TASK DESCRIPTION → Give the records back in full, exactly as they read.

RECORDS PROVIDED →

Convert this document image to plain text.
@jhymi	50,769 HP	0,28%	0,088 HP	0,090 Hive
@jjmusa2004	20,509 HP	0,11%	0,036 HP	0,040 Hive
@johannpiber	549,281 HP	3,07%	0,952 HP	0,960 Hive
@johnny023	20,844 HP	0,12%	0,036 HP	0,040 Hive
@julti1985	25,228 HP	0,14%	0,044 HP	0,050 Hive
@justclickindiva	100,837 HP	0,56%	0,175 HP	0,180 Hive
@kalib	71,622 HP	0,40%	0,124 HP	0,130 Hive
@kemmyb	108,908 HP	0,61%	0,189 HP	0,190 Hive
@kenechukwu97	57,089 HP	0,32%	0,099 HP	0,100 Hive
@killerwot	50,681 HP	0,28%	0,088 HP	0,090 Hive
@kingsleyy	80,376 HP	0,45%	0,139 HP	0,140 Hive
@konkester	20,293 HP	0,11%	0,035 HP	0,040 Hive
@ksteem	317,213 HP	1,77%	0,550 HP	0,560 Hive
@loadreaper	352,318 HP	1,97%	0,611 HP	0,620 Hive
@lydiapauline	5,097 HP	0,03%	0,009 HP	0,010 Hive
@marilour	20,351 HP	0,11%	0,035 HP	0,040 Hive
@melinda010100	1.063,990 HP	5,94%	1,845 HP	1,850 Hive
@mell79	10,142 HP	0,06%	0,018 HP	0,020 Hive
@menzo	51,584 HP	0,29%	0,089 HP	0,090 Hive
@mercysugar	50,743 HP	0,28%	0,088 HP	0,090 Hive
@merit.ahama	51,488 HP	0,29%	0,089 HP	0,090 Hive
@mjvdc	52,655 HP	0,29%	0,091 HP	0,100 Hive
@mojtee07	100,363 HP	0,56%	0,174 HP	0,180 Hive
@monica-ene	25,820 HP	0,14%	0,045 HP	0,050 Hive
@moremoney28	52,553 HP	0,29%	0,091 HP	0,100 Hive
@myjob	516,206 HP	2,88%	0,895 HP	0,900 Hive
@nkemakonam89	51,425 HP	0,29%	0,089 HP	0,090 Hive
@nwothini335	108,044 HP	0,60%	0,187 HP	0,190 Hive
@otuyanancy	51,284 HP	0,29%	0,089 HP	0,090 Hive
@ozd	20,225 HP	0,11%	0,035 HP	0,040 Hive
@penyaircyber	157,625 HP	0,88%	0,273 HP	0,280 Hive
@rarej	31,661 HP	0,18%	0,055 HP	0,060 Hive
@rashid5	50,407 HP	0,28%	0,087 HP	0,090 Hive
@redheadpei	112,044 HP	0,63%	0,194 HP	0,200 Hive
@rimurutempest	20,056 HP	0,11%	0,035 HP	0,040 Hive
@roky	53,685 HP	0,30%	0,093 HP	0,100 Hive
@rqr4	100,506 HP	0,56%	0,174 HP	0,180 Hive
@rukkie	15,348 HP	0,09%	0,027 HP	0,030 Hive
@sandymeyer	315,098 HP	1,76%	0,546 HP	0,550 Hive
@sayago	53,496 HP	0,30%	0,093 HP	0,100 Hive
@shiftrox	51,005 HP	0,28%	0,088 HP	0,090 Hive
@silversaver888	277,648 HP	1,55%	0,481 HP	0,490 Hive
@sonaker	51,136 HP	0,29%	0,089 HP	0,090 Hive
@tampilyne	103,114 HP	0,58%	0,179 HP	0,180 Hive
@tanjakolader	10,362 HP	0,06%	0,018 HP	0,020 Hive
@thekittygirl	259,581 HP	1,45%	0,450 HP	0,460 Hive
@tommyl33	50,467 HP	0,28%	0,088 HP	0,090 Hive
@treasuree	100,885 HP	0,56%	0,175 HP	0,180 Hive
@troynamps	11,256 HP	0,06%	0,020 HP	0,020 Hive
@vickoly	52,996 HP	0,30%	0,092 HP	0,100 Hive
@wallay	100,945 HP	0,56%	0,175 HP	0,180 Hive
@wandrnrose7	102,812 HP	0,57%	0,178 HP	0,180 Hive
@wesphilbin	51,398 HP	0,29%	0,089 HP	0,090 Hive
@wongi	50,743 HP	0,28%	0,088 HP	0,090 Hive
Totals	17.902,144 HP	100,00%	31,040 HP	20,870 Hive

REPLY TO THE TASK →
Convert this document image to plain text.
@jhymi	50,769 HP	0,28%	0,088 HP	0,090 Hive
@jjmusa2004	20,509 HP	0,11%	0,036 HP	0,040 Hive
@johannpiber	549,281 HP	3,07%	0,952 HP	0,960 Hive
@johnny023	20,844 HP	0,12%	0,036 HP	0,040 Hive
@julti1985	25,228 HP	0,14%	0,044 HP	0,050 Hive
@justclickindiva	100,837 HP	0,56%	0,175 HP	0,180 Hive
@kalib	71,622 HP	0,40%	0,124 HP	0,130 Hive
@kemmyb	108,908 HP	0,61%	0,189 HP	0,190 Hive
@kenechukwu97	57,089 HP	0,32%	0,099 HP	0,100 Hive
@killerwot	50,681 HP	0,28%	0,088 HP	0,090 Hive
@kingsleyy	80,376 HP	0,45%	0,139 HP	0,140 Hive
@konkester	20,293 HP	0,11%	0,035 HP	0,040 Hive
@ksteem	317,213 HP	1,77%	0,550 HP	0,560 Hive
@loadreaper	352,318 HP	1,97%	0,611 HP	0,620 Hive
@lydiapauline	5,097 HP	0,03%	0,009 HP	0,010 Hive
@marilour	20,351 HP	0,11%	0,035 HP	0,040 Hive
@melinda010100	1.063,990 HP	5,94%	1,845 HP	1,850 Hive
@mell79	10,142 HP	0,06%	0,018 HP	0,020 Hive
@menzo	51,584 HP	0,29%	0,089 HP	0,090 Hive
@mercysugar	50,743 HP	0,28%	0,088 HP	0,090 Hive
@merit.ahama	51,488 HP	0,29%	0,089 HP	0,090 Hive
@mjvdc	52,655 HP	0,29%	0,091 HP	0,100 Hive
@mojtee07	100,363 HP	0,56%	0,174 HP	0,180 Hive
@monica-ene	25,820 HP	0,14%	0,045 HP	0,050 Hive
@moremoney28	52,553 HP	0,29%	0,091 HP	0,100 Hive
@myjob	516,206 HP	2,88%	0,895 HP	0,900 Hive
@nkemakonam89	51,425 HP	0,29%	0,089 HP	0,090 Hive
@nwothini335	108,044 HP	0,60%	0,187 HP	0,190 Hive
@otuyanancy	51,284 HP	0,29%	0,089 HP	0,090 Hive
@ozd	20,225 HP	0,11%	0,035 HP	0,040 Hive
@penyaircyber	157,625 HP	0,88%	0,273 HP	0,280 Hive
@rarej	31,661 HP	0,18%	0,055 HP	0,060 Hive
@rashid5	50,407 HP	0,28%	0,087 HP	0,090 Hive
@redheadpei	112,044 HP	0,63%	0,194 HP	0,200 Hive
@rimurutempest	20,056 HP	0,11%	0,035 HP	0,040 Hive
@roky	53,685 HP	0,30%	0,093 HP	0,100 Hive
@rqr4	100,506 HP	0,56%	0,174 HP	0,180 Hive
@rukkie	15,348 HP	0,09%	0,027 HP	0,030 Hive
@sandymeyer	315,098 HP	1,76%	0,546 HP	0,550 Hive
@sayago	53,496 HP	0,30%	0,093 HP	0,100 Hive
@shiftrox	51,005 HP	0,28%	0,088 HP	0,090 Hive
@silversaver888	277,648 HP	1,55%	0,481 HP	0,490 Hive
@sonaker	51,136 HP	0,29%	0,089 HP	0,090 Hive
@tampilyne	103,114 HP	0,58%	0,179 HP	0,180 Hive
@tanjakolader	10,362 HP	0,06%	0,018 HP	0,020 Hive
@thekittygirl	259,581 HP	1,45%	0,450 HP	0,460 Hive
@tommyl33	50,467 HP	0,28%	0,088 HP	0,090 Hive
@treasuree	100,885 HP	0,56%	0,175 HP	0,180 Hive
@troynamps	11,256 HP	0,06%	0,020 HP	0,020 Hive
@vickoly	52,996 HP	0,30%	0,092 HP	0,100 Hive
@wallay	100,945 HP	0,56%	0,175 HP	0,180 Hive
@wandrnrose7	102,812 HP	0,57%	0,178 HP	0,180 Hive
@wesphilbin	51,398 HP	0,29%	0,089 HP	0,090 Hive
@wongi	50,743 HP	0,28%	0,088 HP	0,090 Hive
Totals	17.902,144 HP	100,00%	31,040 HP	20,870 Hive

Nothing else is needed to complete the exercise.